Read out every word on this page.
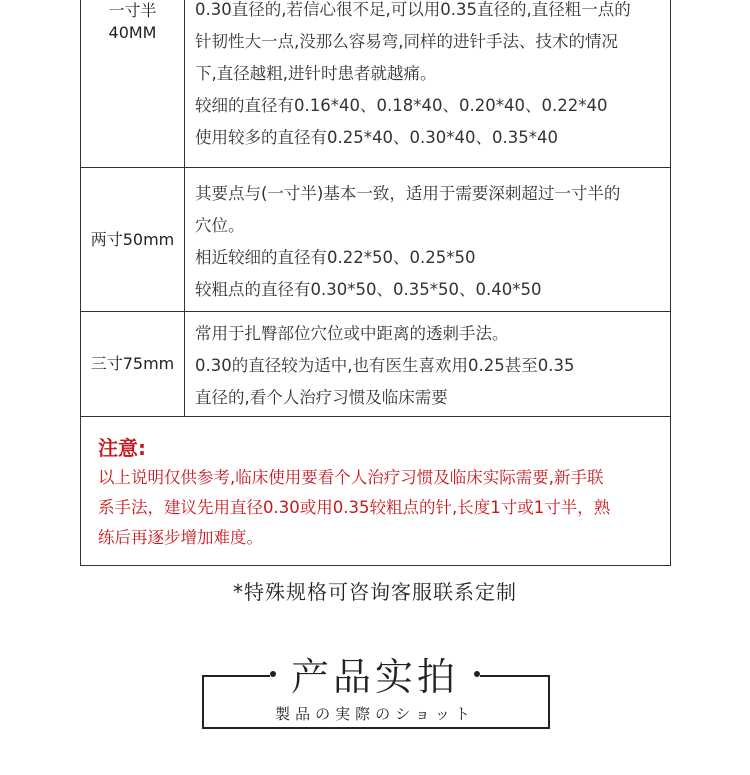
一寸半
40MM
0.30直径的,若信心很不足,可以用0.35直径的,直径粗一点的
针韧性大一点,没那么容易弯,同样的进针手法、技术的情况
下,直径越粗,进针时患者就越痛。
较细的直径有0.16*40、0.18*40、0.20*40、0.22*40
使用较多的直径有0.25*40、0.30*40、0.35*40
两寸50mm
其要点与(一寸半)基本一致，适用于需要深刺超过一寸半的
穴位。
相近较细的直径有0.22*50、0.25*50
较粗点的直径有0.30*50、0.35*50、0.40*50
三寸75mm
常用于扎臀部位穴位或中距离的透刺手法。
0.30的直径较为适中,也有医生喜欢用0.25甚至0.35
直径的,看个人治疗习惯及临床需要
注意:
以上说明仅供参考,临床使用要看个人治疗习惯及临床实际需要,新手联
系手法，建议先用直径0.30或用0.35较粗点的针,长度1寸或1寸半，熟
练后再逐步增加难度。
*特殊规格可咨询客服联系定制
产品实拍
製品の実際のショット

---

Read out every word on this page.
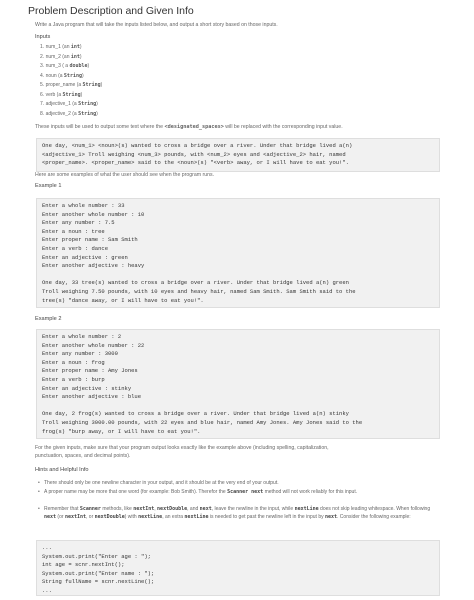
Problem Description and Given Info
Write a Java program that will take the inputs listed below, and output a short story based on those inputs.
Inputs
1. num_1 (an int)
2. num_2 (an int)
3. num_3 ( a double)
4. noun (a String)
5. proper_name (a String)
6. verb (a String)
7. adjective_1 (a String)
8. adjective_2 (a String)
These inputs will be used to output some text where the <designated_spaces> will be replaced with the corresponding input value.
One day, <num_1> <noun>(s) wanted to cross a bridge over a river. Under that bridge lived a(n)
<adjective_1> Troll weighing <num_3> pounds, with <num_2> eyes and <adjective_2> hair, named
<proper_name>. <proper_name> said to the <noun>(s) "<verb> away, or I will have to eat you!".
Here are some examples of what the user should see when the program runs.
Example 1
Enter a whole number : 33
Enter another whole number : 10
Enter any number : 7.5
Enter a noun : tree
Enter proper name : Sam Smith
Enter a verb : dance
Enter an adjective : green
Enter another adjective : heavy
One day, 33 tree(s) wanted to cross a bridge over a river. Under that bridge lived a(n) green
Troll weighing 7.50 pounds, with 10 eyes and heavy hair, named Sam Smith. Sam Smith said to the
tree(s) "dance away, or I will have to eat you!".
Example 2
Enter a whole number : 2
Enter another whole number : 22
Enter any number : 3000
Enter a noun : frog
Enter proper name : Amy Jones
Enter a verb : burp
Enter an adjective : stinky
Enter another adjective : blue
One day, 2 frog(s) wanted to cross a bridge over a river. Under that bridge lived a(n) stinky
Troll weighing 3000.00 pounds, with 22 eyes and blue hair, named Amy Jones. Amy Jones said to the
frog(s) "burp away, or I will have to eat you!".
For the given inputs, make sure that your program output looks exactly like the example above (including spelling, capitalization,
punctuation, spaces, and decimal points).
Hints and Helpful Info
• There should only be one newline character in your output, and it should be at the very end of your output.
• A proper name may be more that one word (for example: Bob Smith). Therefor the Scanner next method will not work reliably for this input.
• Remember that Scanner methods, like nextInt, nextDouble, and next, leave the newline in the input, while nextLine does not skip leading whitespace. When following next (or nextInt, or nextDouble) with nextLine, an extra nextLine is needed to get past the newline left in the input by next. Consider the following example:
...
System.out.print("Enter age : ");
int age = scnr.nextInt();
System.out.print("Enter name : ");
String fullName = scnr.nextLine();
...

---

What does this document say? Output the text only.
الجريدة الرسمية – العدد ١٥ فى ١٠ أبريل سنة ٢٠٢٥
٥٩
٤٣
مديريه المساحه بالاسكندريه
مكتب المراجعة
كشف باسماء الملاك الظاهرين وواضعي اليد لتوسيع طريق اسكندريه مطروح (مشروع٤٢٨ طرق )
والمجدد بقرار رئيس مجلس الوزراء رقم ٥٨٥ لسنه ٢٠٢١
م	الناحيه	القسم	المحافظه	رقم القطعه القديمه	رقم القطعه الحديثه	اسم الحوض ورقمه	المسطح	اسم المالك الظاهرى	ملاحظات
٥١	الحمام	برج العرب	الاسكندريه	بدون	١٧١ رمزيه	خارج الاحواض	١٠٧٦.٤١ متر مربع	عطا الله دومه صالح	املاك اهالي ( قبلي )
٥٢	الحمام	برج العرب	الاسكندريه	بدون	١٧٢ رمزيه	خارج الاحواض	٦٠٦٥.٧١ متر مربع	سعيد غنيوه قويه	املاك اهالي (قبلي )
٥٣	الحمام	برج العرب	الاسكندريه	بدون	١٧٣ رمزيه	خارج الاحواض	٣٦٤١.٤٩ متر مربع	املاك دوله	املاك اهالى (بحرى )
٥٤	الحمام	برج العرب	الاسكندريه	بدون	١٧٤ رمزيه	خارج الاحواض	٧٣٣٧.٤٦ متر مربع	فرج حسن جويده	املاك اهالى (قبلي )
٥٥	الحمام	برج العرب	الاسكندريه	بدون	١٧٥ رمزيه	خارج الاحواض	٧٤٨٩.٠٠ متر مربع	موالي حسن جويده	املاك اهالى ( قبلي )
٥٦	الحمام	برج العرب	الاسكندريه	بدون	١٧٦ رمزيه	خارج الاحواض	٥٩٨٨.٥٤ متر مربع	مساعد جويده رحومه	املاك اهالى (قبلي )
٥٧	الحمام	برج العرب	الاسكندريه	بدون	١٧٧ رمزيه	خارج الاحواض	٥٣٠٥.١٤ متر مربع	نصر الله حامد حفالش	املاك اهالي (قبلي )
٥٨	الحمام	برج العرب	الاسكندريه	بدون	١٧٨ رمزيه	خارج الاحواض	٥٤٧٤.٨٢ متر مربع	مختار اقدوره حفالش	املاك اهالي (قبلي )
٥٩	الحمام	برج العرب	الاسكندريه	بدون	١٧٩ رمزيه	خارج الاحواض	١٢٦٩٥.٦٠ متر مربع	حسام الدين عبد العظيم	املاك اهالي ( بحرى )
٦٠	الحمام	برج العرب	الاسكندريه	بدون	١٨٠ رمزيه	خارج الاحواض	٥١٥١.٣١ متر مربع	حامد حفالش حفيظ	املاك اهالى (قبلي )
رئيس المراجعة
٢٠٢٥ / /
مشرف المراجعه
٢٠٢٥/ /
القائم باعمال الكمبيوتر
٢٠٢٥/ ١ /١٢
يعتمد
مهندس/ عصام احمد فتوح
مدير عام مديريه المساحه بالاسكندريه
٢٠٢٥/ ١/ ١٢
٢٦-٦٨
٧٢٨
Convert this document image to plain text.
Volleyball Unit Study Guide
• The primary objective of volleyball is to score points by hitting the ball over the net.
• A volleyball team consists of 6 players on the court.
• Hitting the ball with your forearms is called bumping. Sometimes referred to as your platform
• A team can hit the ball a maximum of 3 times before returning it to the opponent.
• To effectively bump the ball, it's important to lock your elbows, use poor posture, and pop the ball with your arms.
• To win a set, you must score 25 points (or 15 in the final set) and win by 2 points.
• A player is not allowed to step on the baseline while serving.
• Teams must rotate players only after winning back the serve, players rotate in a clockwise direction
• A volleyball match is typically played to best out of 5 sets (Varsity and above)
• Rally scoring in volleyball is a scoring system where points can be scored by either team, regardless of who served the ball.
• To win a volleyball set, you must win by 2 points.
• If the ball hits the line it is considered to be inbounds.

---

The task: Find the count of lines in the data above where the string "another" occurs. Provide that number alone.

Result of the task: 4